__Exercise__.
Return all of the entries word for word, but omit the pictures they contain.

__Records shown__.

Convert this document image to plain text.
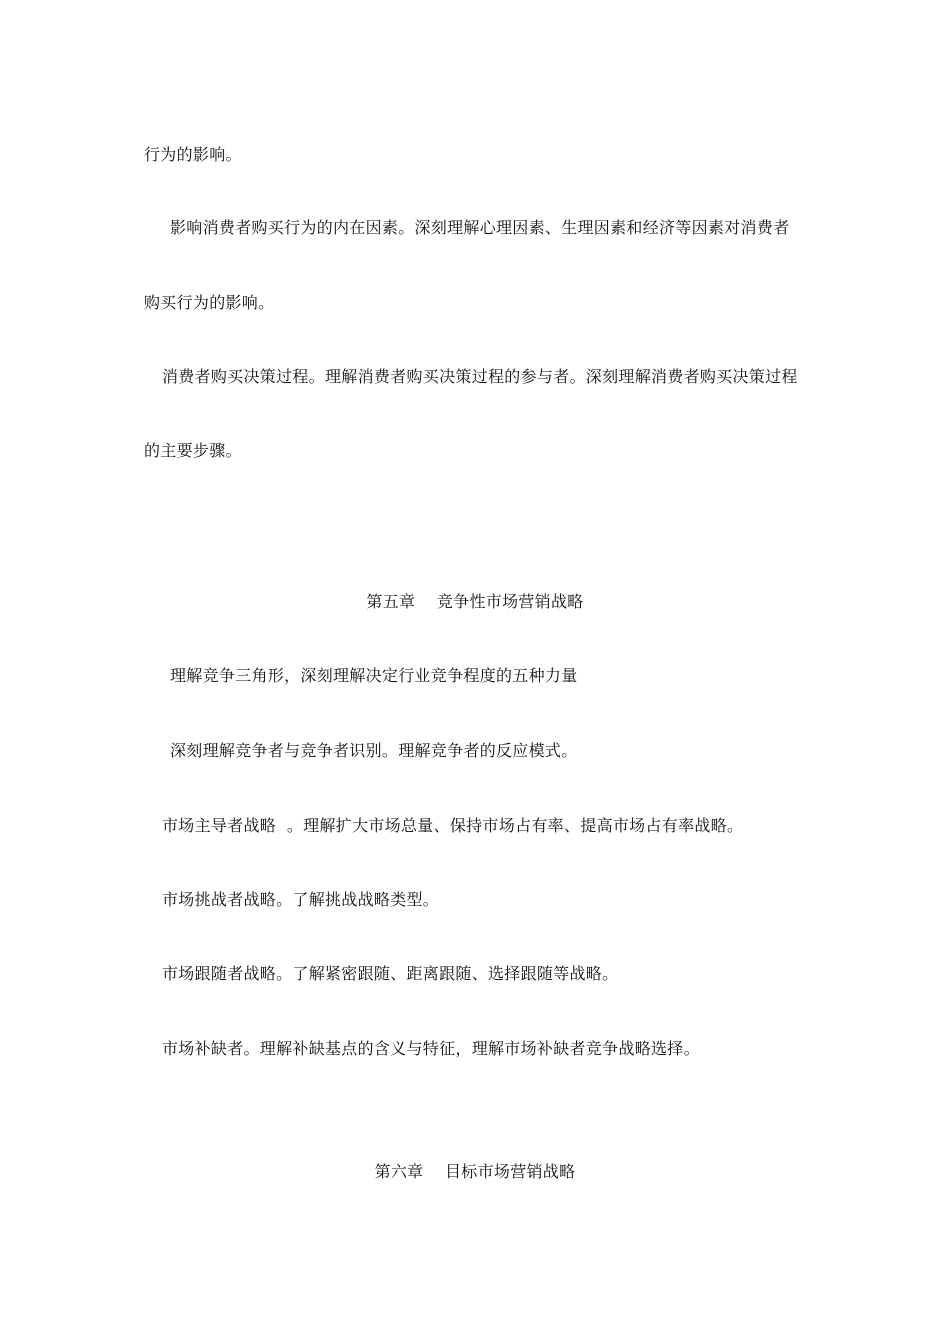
行为的影响。
影响消费者购买行为的内在因素。深刻理解心理因素、生理因素和经济等因素对消费者
购买行为的影响。
消费者购买决策过程。理解消费者购买决策过程的参与者。深刻理解消费者购买决策过程
的主要步骤。
第五章    竞争性市场营销战略
理解竞争三角形，深刻理解决定行业竞争程度的五种力量
深刻理解竞争者与竞争者识别。理解竞争者的反应模式。
市场主导者战略  。理解扩大市场总量、保持市场占有率、提高市场占有率战略。
市场挑战者战略。了解挑战战略类型。
市场跟随者战略。了解紧密跟随、距离跟随、选择跟随等战略。
市场补缺者。理解补缺基点的含义与特征，理解市场补缺者竞争战略选择。
第六章    目标市场营销战略
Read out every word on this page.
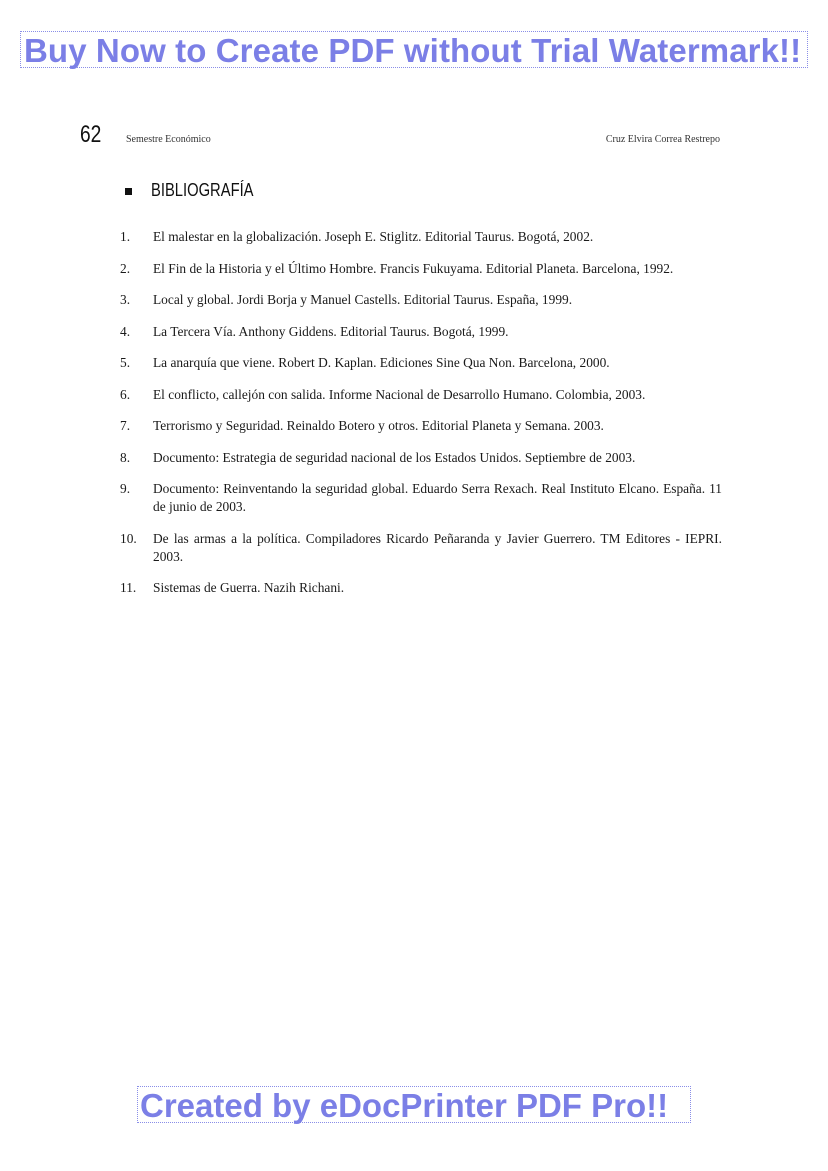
Buy Now to Create PDF without Trial Watermark!!
62 Semestre Económico	Cruz Elvira Correa Restrepo
BIBLIOGRAFÍA
1.	El malestar en la globalización. Joseph E. Stiglitz. Editorial Taurus. Bogotá, 2002.
2.	El Fin de la Historia y el Último Hombre. Francis Fukuyama. Editorial Planeta. Barcelona, 1992.
3.	Local y global. Jordi Borja y Manuel Castells. Editorial Taurus. España, 1999.
4.	La Tercera Vía. Anthony Giddens. Editorial Taurus. Bogotá, 1999.
5.	La anarquía que viene. Robert D. Kaplan. Ediciones Sine Qua Non. Barcelona, 2000.
6.	El conflicto, callejón con salida. Informe Nacional de Desarrollo Humano. Colombia, 2003.
7.	Terrorismo y Seguridad. Reinaldo Botero y otros. Editorial Planeta y Semana. 2003.
8.	Documento: Estrategia de seguridad nacional de los Estados Unidos. Septiembre de 2003.
9.	Documento: Reinventando la seguridad global. Eduardo Serra Rexach. Real Instituto Elcano. España. 11 de junio de 2003.
10.	De las armas a la política. Compiladores Ricardo Peñaranda y Javier Guerrero. TM Editores - IEPRI. 2003.
11.	Sistemas de Guerra. Nazih Richani.
Created by eDocPrinter PDF Pro!!
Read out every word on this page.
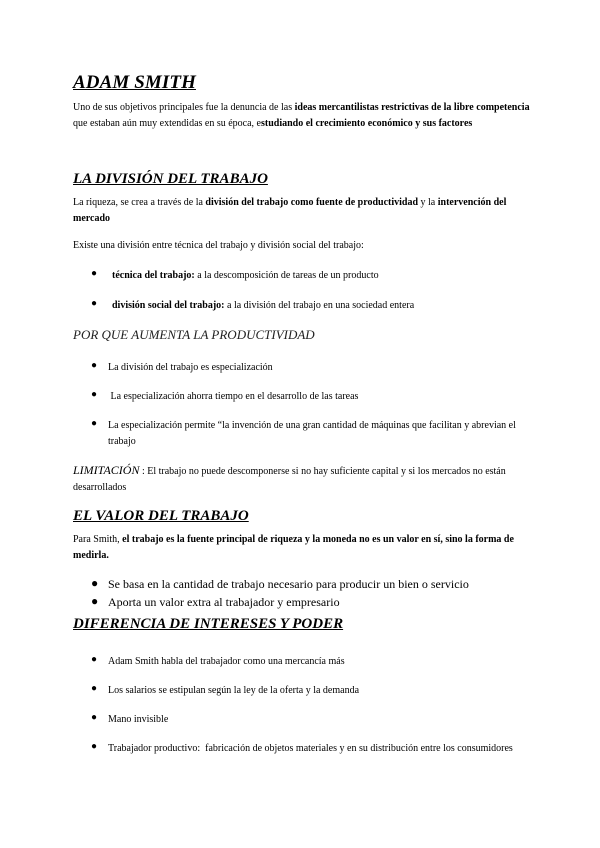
ADAM SMITH
Uno de sus objetivos principales fue la denuncia de las ideas mercantilistas restrictivas de la libre competencia que estaban aún muy extendidas en su época, estudiando el crecimiento económico y sus factores
LA DIVISIÓN DEL TRABAJO
La riqueza, se crea a través de la división del trabajo como fuente de productividad y la intervención del mercado
Existe una división entre técnica del trabajo y división social del trabajo:
● técnica del trabajo: a la descomposición de tareas de un producto
● división social del trabajo: a la división del trabajo en una sociedad entera
POR QUE AUMENTA LA PRODUCTIVIDAD
● La división del trabajo es especialización
● La especialización ahorra tiempo en el desarrollo de las tareas
● La especialización permite “la invención de una gran cantidad de máquinas que facilitan y abrevian el trabajo
LIMITACIÓN : El trabajo no puede descomponerse si no hay suficiente capital y si los mercados no están desarrollados
EL VALOR DEL TRABAJO
Para Smith, el trabajo es la fuente principal de riqueza y la moneda no es un valor en sí, sino la forma de medirla.
● Se basa en la cantidad de trabajo necesario para producir un bien o servicio
● Aporta un valor extra al trabajador y empresario
DIFERENCIA DE INTERESES Y PODER
● Adam Smith habla del trabajador como una mercancía más
● Los salarios se estipulan según la ley de la oferta y la demanda
● Mano invisible
● Trabajador productivo:  fabricación de objetos materiales y en su distribución entre los consumidores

__Response to the task__.
Convert this document image to plain text.
行为的影响。
影响消费者购买行为的内在因素。深刻理解心理因素、生理因素和经济等因素对消费者
购买行为的影响。
消费者购买决策过程。理解消费者购买决策过程的参与者。深刻理解消费者购买决策过程
的主要步骤。
第五章    竞争性市场营销战略
理解竞争三角形，深刻理解决定行业竞争程度的五种力量
深刻理解竞争者与竞争者识别。理解竞争者的反应模式。
市场主导者战略  。理解扩大市场总量、保持市场占有率、提高市场占有率战略。
市场挑战者战略。了解挑战战略类型。
市场跟随者战略。了解紧密跟随、距离跟随、选择跟随等战略。
市场补缺者。理解补缺基点的含义与特征，理解市场补缺者竞争战略选择。
第六章    目标市场营销战略
Read out every word on this page.
Buy Now to Create PDF without Trial Watermark!!
62 Semestre Económico	Cruz Elvira Correa Restrepo
BIBLIOGRAFÍA
1.	El malestar en la globalización. Joseph E. Stiglitz. Editorial Taurus. Bogotá, 2002.
2.	El Fin de la Historia y el Último Hombre. Francis Fukuyama. Editorial Planeta. Barcelona, 1992.
3.	Local y global. Jordi Borja y Manuel Castells. Editorial Taurus. España, 1999.
4.	La Tercera Vía. Anthony Giddens. Editorial Taurus. Bogotá, 1999.
5.	La anarquía que viene. Robert D. Kaplan. Ediciones Sine Qua Non. Barcelona, 2000.
6.	El conflicto, callejón con salida. Informe Nacional de Desarrollo Humano. Colombia, 2003.
7.	Terrorismo y Seguridad. Reinaldo Botero y otros. Editorial Planeta y Semana. 2003.
8.	Documento: Estrategia de seguridad nacional de los Estados Unidos. Septiembre de 2003.
9.	Documento: Reinventando la seguridad global. Eduardo Serra Rexach. Real Instituto Elcano. España. 11 de junio de 2003.
10.	De las armas a la política. Compiladores Ricardo Peñaranda y Javier Guerrero. TM Editores - IEPRI. 2003.
11.	Sistemas de Guerra. Nazih Richani.
Created by eDocPrinter PDF Pro!!
Read out every word on this page.
ADAM SMITH
Uno de sus objetivos principales fue la denuncia de las ideas mercantilistas restrictivas de la libre competencia que estaban aún muy extendidas en su época, estudiando el crecimiento económico y sus factores
LA DIVISIÓN DEL TRABAJO
La riqueza, se crea a través de la división del trabajo como fuente de productividad y la intervención del mercado
Existe una división entre técnica del trabajo y división social del trabajo:
● técnica del trabajo: a la descomposición de tareas de un producto
● división social del trabajo: a la división del trabajo en una sociedad entera
POR QUE AUMENTA LA PRODUCTIVIDAD
● La división del trabajo es especialización
● La especialización ahorra tiempo en el desarrollo de las tareas
● La especialización permite “la invención de una gran cantidad de máquinas que facilitan y abrevian el trabajo
LIMITACIÓN : El trabajo no puede descomponerse si no hay suficiente capital y si los mercados no están desarrollados
EL VALOR DEL TRABAJO
Para Smith, el trabajo es la fuente principal de riqueza y la moneda no es un valor en sí, sino la forma de medirla.
● Se basa en la cantidad de trabajo necesario para producir un bien o servicio
● Aporta un valor extra al trabajador y empresario
DIFERENCIA DE INTERESES Y PODER
● Adam Smith habla del trabajador como una mercancía más
● Los salarios se estipulan según la ley de la oferta y la demanda
● Mano invisible
● Trabajador productivo:  fabricación de objetos materiales y en su distribución entre los consumidores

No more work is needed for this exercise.